- Request
The records below must be copied in full; omit the images.

- Items
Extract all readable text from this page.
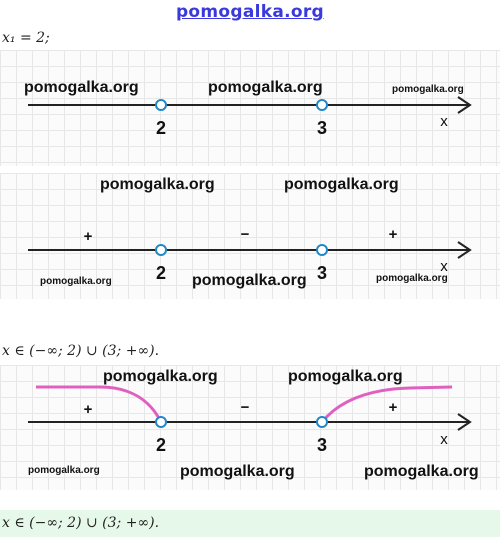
pomogalka.org
x₁ = 2;
2	3	x
pomogalka.org	pomogalka.org	pomogalka.org
2	3	x
+	−	+
pomogalka.org	pomogalka.org
pomogalka.org	pomogalka.org	pomogalka.org
x ∈ (−∞; 2) ∪ (3; +∞).
2	3	x
+	−	+
pomogalka.org	pomogalka.org
pomogalka.org	pomogalka.org	pomogalka.org
x ∈ (−∞; 2) ∪ (3; +∞).
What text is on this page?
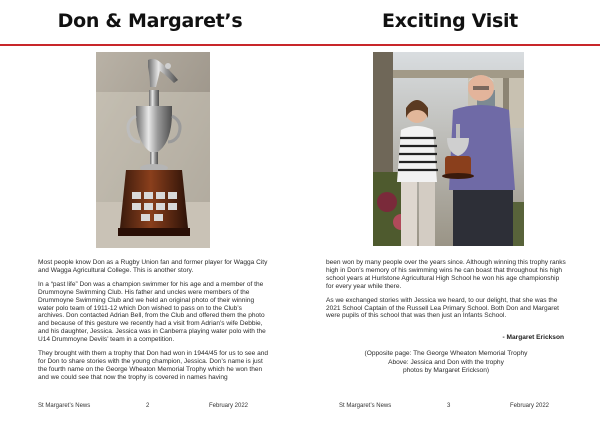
Don & Margaret’s

Most people know Don as a Rugby Union fan and former player for Wagga City and Wagga Agricultural College. This is another story.

In a “past life” Don was a champion swimmer for his age and a member of the Drummoyne Swimming Club. His father and uncles were members of the Drummoyne Swimming Club and we held an original photo of their winning water polo team of 1911-12 which Don wished to pass on to the Club’s archives. Don contacted Adrian Bell, from the Club and offered them the photo and because of this gesture we recently had a visit from Adrian’s wife Debbie, and his daughter, Jessica. Jessica was in Canberra playing water polo with the U14 Drummoyne Devils’ team in a competition.

They brought with them a trophy that Don had won in 1944/45 for us to see and for Don to share stories with the young champion, Jessica. Don’s name is just the fourth name on the George Wheaton Memorial Trophy which he won then and we could see that now the trophy is covered in names having

St Margaret’s News	2	February 2022
Exciting Visit

been won by many people over the years since. Although winning this trophy ranks high in Don’s memory of his swimming wins he can boast that throughout his high school years at Hurlstone Agricultural High School he won his age championship for every year while there.

As we exchanged stories with Jessica we heard, to our delight, that she was the 2021 School Captain of the Russell Lea Primary School. Both Don and Margaret were pupils of this school that was then just an Infants School.

- Margaret Erickson
(Opposite page: The George Wheaton Memorial Trophy
Above: Jessica and Don with the trophy
photos by Margaret Erickson)
St Margaret’s News	3	February 2022
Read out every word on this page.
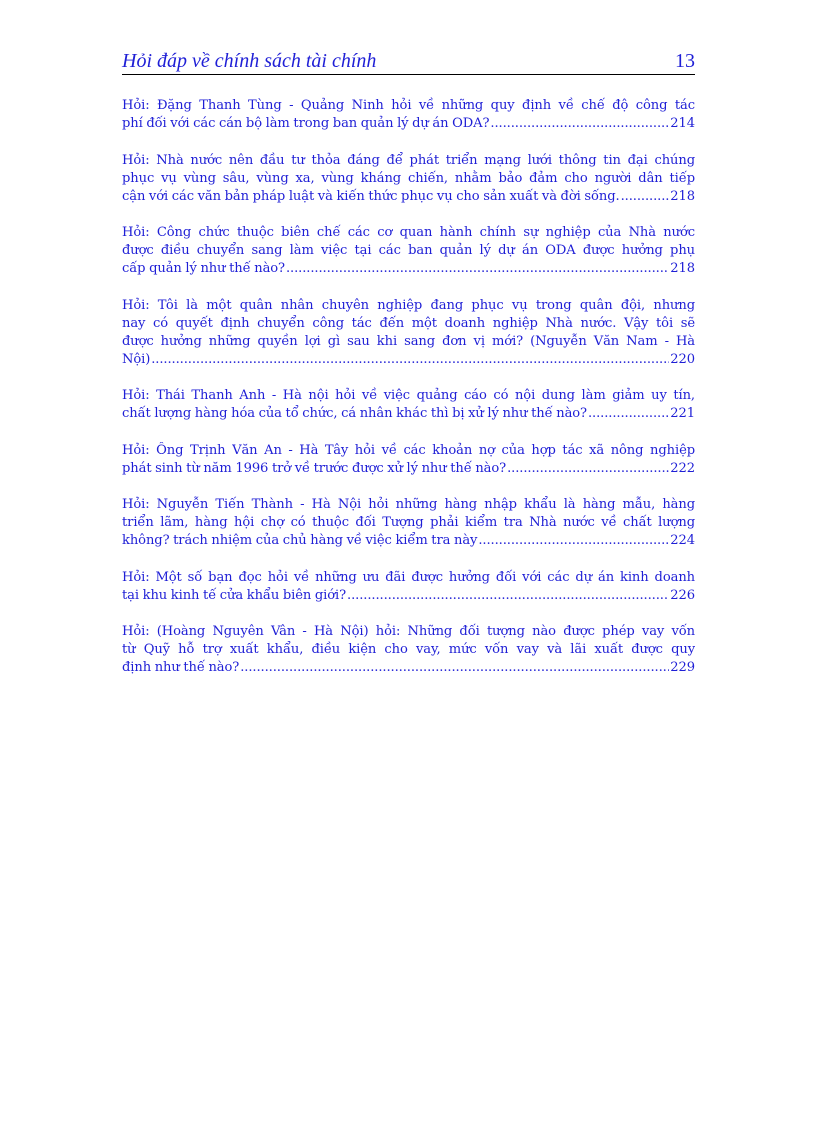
Hỏi đáp về chính sách tài chính	13
Hỏi: Đặng Thanh Tùng - Quảng Ninh hỏi về những quy định về chế độ công tác
phí đối với các cán bộ làm trong ban quản lý dự án ODA? .....	214
Hỏi: Nhà nước nên đầu tư thỏa đáng để phát triển mạng lưới thông tin đại chúng
phục vụ vùng sâu, vùng xa, vùng kháng chiến, nhằm bảo đảm cho người dân tiếp
cận với các văn bản pháp luật và kiến thức phục vụ cho sản xuất và đời sống. .....	218
Hỏi: Công chức thuộc biên chế các cơ quan hành chính sự nghiệp của Nhà nước
được điều chuyển sang làm việc tại các ban quản lý dự án ODA được hưởng phụ
cấp quản lý như thế nào? .....	218
Hỏi: Tôi là một quân nhân chuyên nghiệp đang phục vụ trong quân đội, nhưng
nay có quyết định chuyển công tác đến một doanh nghiệp Nhà nước. Vậy tôi sẽ
được hưởng những quyền lợi gì sau khi sang đơn vị mới? (Nguyễn Văn Nam - Hà
Nội) .....	220
Hỏi: Thái Thanh Anh - Hà nội hỏi về việc quảng cáo có nội dung làm giảm uy tín,
chất lượng hàng hóa của tổ chức, cá nhân khác thì bị xử lý như thế nào? .....	221
Hỏi: Ông Trịnh Văn An - Hà Tây hỏi về các khoản nợ của hợp tác xã nông nghiệp
phát sinh từ năm 1996 trở về trước được xử lý như thế nào? .....	222
Hỏi: Nguyễn Tiến Thành - Hà Nội hỏi những hàng nhập khẩu là hàng mẫu, hàng
triển lãm, hàng hội chợ có thuộc đối Tượng phải kiểm tra Nhà nước về chất lượng
không? trách nhiệm của chủ hàng về việc kiểm tra này .....	224
Hỏi: Một số bạn đọc hỏi về những ưu đãi được hưởng đối với các dự án kinh doanh
tại khu kinh tế cửa khẩu biên giới? .....	226
Hỏi: (Hoàng Nguyên Vân - Hà Nội) hỏi: Những đối tượng nào được phép vay vốn
từ Quỹ hỗ trợ xuất khẩu, điều kiện cho vay, mức vốn vay và lãi xuất được quy
định như thế nào? .....	229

- Full solution
Extract all readable text from this page.
pomogalka.org
x₁ = 2;
2	3	x
pomogalka.org	pomogalka.org	pomogalka.org
2	3	x
+	−	+
pomogalka.org	pomogalka.org
pomogalka.org	pomogalka.org	pomogalka.org
x ∈ (−∞; 2) ∪ (3; +∞).
2	3	x
+	−	+
pomogalka.org	pomogalka.org
pomogalka.org	pomogalka.org	pomogalka.org
x ∈ (−∞; 2) ∪ (3; +∞).
What text is on this page?
Don & Margaret’s

Most people know Don as a Rugby Union fan and former player for Wagga City and Wagga Agricultural College. This is another story.

In a “past life” Don was a champion swimmer for his age and a member of the Drummoyne Swimming Club. His father and uncles were members of the Drummoyne Swimming Club and we held an original photo of their winning water polo team of 1911-12 which Don wished to pass on to the Club’s archives. Don contacted Adrian Bell, from the Club and offered them the photo and because of this gesture we recently had a visit from Adrian’s wife Debbie, and his daughter, Jessica. Jessica was in Canberra playing water polo with the U14 Drummoyne Devils’ team in a competition.

They brought with them a trophy that Don had won in 1944/45 for us to see and for Don to share stories with the young champion, Jessica. Don’s name is just the fourth name on the George Wheaton Memorial Trophy which he won then and we could see that now the trophy is covered in names having

St Margaret’s News	2	February 2022
Exciting Visit

been won by many people over the years since. Although winning this trophy ranks high in Don’s memory of his swimming wins he can boast that throughout his high school years at Hurlstone Agricultural High School he won his age championship for every year while there.

As we exchanged stories with Jessica we heard, to our delight, that she was the 2021 School Captain of the Russell Lea Primary School. Both Don and Margaret were pupils of this school that was then just an Infants School.

- Margaret Erickson
(Opposite page: The George Wheaton Memorial Trophy
Above: Jessica and Don with the trophy
photos by Margaret Erickson)
St Margaret’s News	3	February 2022
Read out every word on this page.
Hỏi đáp về chính sách tài chính	13
Hỏi: Đặng Thanh Tùng - Quảng Ninh hỏi về những quy định về chế độ công tác
phí đối với các cán bộ làm trong ban quản lý dự án ODA? .....	214
Hỏi: Nhà nước nên đầu tư thỏa đáng để phát triển mạng lưới thông tin đại chúng
phục vụ vùng sâu, vùng xa, vùng kháng chiến, nhằm bảo đảm cho người dân tiếp
cận với các văn bản pháp luật và kiến thức phục vụ cho sản xuất và đời sống. .....	218
Hỏi: Công chức thuộc biên chế các cơ quan hành chính sự nghiệp của Nhà nước
được điều chuyển sang làm việc tại các ban quản lý dự án ODA được hưởng phụ
cấp quản lý như thế nào? .....	218
Hỏi: Tôi là một quân nhân chuyên nghiệp đang phục vụ trong quân đội, nhưng
nay có quyết định chuyển công tác đến một doanh nghiệp Nhà nước. Vậy tôi sẽ
được hưởng những quyền lợi gì sau khi sang đơn vị mới? (Nguyễn Văn Nam - Hà
Nội) .....	220
Hỏi: Thái Thanh Anh - Hà nội hỏi về việc quảng cáo có nội dung làm giảm uy tín,
chất lượng hàng hóa của tổ chức, cá nhân khác thì bị xử lý như thế nào? .....	221
Hỏi: Ông Trịnh Văn An - Hà Tây hỏi về các khoản nợ của hợp tác xã nông nghiệp
phát sinh từ năm 1996 trở về trước được xử lý như thế nào? .....	222
Hỏi: Nguyễn Tiến Thành - Hà Nội hỏi những hàng nhập khẩu là hàng mẫu, hàng
triển lãm, hàng hội chợ có thuộc đối Tượng phải kiểm tra Nhà nước về chất lượng
không? trách nhiệm của chủ hàng về việc kiểm tra này .....	224
Hỏi: Một số bạn đọc hỏi về những ưu đãi được hưởng đối với các dự án kinh doanh
tại khu kinh tế cửa khẩu biên giới? .....	226
Hỏi: (Hoàng Nguyên Vân - Hà Nội) hỏi: Những đối tượng nào được phép vay vốn
từ Quỹ hỗ trợ xuất khẩu, điều kiện cho vay, mức vốn vay và lãi xuất được quy
định như thế nào? .....	229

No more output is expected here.